→ WHAT TO WORK ON: Reproduce the records below line for line, without changing any character.

→ SUPPLIED INFORMATION:

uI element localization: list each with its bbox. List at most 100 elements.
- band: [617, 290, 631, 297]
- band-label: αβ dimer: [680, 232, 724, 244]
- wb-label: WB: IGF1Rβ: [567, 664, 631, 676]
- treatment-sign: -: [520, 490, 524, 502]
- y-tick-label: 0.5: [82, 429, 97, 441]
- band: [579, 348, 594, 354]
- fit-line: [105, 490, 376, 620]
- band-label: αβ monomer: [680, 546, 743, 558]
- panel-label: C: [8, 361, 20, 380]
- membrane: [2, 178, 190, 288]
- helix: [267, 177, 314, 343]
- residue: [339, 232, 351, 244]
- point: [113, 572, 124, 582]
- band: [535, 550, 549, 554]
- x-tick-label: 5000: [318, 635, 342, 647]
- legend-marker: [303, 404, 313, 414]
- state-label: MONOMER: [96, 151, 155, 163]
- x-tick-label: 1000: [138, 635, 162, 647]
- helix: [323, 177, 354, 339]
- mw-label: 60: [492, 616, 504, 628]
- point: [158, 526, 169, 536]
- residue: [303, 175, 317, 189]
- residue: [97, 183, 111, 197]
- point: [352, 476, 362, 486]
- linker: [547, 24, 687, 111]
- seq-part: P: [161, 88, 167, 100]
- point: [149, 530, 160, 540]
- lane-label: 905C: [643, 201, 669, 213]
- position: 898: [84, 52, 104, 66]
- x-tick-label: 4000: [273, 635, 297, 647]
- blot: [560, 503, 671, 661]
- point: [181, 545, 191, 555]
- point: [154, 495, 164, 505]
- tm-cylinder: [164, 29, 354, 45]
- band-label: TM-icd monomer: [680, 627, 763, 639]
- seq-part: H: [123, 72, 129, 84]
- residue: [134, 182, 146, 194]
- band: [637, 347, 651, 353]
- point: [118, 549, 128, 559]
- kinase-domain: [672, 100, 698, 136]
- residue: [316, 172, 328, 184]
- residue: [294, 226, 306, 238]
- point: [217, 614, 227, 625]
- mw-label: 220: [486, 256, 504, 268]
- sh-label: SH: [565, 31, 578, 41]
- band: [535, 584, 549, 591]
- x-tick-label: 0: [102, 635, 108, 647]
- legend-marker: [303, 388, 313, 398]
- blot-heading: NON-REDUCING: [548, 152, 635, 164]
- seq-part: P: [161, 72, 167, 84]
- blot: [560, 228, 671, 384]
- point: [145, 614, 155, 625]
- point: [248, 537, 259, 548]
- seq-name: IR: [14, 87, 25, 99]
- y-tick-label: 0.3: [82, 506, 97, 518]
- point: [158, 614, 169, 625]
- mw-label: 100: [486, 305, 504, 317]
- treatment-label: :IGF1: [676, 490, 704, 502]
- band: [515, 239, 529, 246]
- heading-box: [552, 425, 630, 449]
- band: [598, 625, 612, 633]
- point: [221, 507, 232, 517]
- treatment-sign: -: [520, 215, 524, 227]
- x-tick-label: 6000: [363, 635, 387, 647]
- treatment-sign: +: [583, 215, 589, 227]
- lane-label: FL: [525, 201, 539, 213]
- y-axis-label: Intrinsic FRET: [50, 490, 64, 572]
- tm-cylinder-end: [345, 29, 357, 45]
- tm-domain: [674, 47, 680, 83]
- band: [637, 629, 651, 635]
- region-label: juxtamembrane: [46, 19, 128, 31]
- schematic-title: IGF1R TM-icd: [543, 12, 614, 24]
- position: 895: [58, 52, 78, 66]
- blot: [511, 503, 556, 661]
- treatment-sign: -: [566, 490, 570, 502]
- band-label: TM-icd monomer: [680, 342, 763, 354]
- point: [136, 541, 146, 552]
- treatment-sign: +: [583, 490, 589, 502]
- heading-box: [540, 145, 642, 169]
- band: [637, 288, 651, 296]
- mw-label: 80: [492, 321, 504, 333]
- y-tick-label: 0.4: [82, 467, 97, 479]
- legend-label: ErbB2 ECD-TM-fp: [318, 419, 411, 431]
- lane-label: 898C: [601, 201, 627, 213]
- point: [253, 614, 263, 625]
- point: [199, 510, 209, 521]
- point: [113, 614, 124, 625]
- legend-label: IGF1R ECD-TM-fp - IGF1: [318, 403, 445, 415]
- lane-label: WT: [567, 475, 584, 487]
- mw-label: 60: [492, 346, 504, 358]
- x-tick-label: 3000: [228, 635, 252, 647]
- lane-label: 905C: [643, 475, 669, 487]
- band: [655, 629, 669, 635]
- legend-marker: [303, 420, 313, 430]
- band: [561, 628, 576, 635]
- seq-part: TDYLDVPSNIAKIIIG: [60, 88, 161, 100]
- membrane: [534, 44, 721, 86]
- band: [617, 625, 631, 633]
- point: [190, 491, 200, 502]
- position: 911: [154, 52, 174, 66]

→ COMPLETE OUTPUT:
uI element localization: list each with its bbox. List at most 100 elements.
- band: [617, 290, 631, 297]
- band-label: αβ dimer: [680, 232, 724, 244]
- wb-label: WB: IGF1Rβ: [567, 664, 631, 676]
- treatment-sign: -: [520, 490, 524, 502]
- y-tick-label: 0.5: [82, 429, 97, 441]
- band: [579, 348, 594, 354]
- fit-line: [105, 490, 376, 620]
- band-label: αβ monomer: [680, 546, 743, 558]
- panel-label: C: [8, 361, 20, 380]
- membrane: [2, 178, 190, 288]
- helix: [267, 177, 314, 343]
- residue: [339, 232, 351, 244]
- point: [113, 572, 124, 582]
- band: [535, 550, 549, 554]
- x-tick-label: 5000: [318, 635, 342, 647]
- legend-marker: [303, 404, 313, 414]
- state-label: MONOMER: [96, 151, 155, 163]
- x-tick-label: 1000: [138, 635, 162, 647]
- helix: [323, 177, 354, 339]
- mw-label: 60: [492, 616, 504, 628]
- point: [158, 526, 169, 536]
- residue: [303, 175, 317, 189]
- residue: [97, 183, 111, 197]
- point: [352, 476, 362, 486]
- linker: [547, 24, 687, 111]
- seq-part: P: [161, 88, 167, 100]
- point: [149, 530, 160, 540]
- lane-label: 905C: [643, 201, 669, 213]
- position: 898: [84, 52, 104, 66]
- x-tick-label: 4000: [273, 635, 297, 647]
- blot: [560, 503, 671, 661]
- point: [181, 545, 191, 555]
- point: [154, 495, 164, 505]
- tm-cylinder: [164, 29, 354, 45]
- band-label: TM-icd monomer: [680, 627, 763, 639]
- seq-part: H: [123, 72, 129, 84]
- residue: [134, 182, 146, 194]
- band: [637, 347, 651, 353]
- point: [118, 549, 128, 559]
- kinase-domain: [672, 100, 698, 136]
- residue: [316, 172, 328, 184]
- residue: [294, 226, 306, 238]
- point: [217, 614, 227, 625]
- mw-label: 220: [486, 256, 504, 268]
- sh-label: SH: [565, 31, 578, 41]
- band: [535, 584, 549, 591]
- x-tick-label: 0: [102, 635, 108, 647]
- legend-marker: [303, 388, 313, 398]
- blot-heading: NON-REDUCING: [548, 152, 635, 164]
- seq-part: P: [161, 72, 167, 84]
- blot: [560, 228, 671, 384]
- point: [145, 614, 155, 625]
- point: [248, 537, 259, 548]
- seq-name: IR: [14, 87, 25, 99]
- y-tick-label: 0.3: [82, 506, 97, 518]
- point: [158, 614, 169, 625]
- mw-label: 100: [486, 305, 504, 317]
- treatment-label: :IGF1: [676, 490, 704, 502]
- band: [515, 239, 529, 246]
- heading-box: [552, 425, 630, 449]
- band: [598, 625, 612, 633]
- point: [221, 507, 232, 517]
- treatment-sign: -: [520, 215, 524, 227]
- x-tick-label: 6000: [363, 635, 387, 647]
- treatment-sign: +: [583, 215, 589, 227]
- lane-label: FL: [525, 201, 539, 213]
- y-axis-label: Intrinsic FRET: [50, 490, 64, 572]
- tm-cylinder-end: [345, 29, 357, 45]
- tm-domain: [674, 47, 680, 83]
- band: [637, 629, 651, 635]
- region-label: juxtamembrane: [46, 19, 128, 31]
- schematic-title: IGF1R TM-icd: [543, 12, 614, 24]
- position: 895: [58, 52, 78, 66]
- blot: [511, 503, 556, 661]
- treatment-sign: -: [566, 490, 570, 502]
- band-label: TM-icd monomer: [680, 342, 763, 354]
- point: [136, 541, 146, 552]
- treatment-sign: +: [583, 490, 589, 502]
- heading-box: [540, 145, 642, 169]
- band: [637, 288, 651, 296]
- mw-label: 80: [492, 321, 504, 333]
- y-tick-label: 0.4: [82, 467, 97, 479]
- legend-label: ErbB2 ECD-TM-fp: [318, 419, 411, 431]
- lane-label: 898C: [601, 201, 627, 213]
- point: [253, 614, 263, 625]
- point: [199, 510, 209, 521]
- point: [113, 614, 124, 625]
- legend-label: IGF1R ECD-TM-fp - IGF1: [318, 403, 445, 415]
- lane-label: WT: [567, 475, 584, 487]
- mw-label: 60: [492, 346, 504, 358]
- x-tick-label: 3000: [228, 635, 252, 647]
- lane-label: 905C: [643, 475, 669, 487]
- band: [655, 629, 669, 635]
- legend-marker: [303, 420, 313, 430]
- band: [561, 628, 576, 635]
- seq-part: TDYLDVPSNIAKIIIG: [60, 88, 161, 100]
- membrane: [534, 44, 721, 86]
- band: [617, 625, 631, 633]
- point: [190, 491, 200, 502]
- position: 911: [154, 52, 174, 66]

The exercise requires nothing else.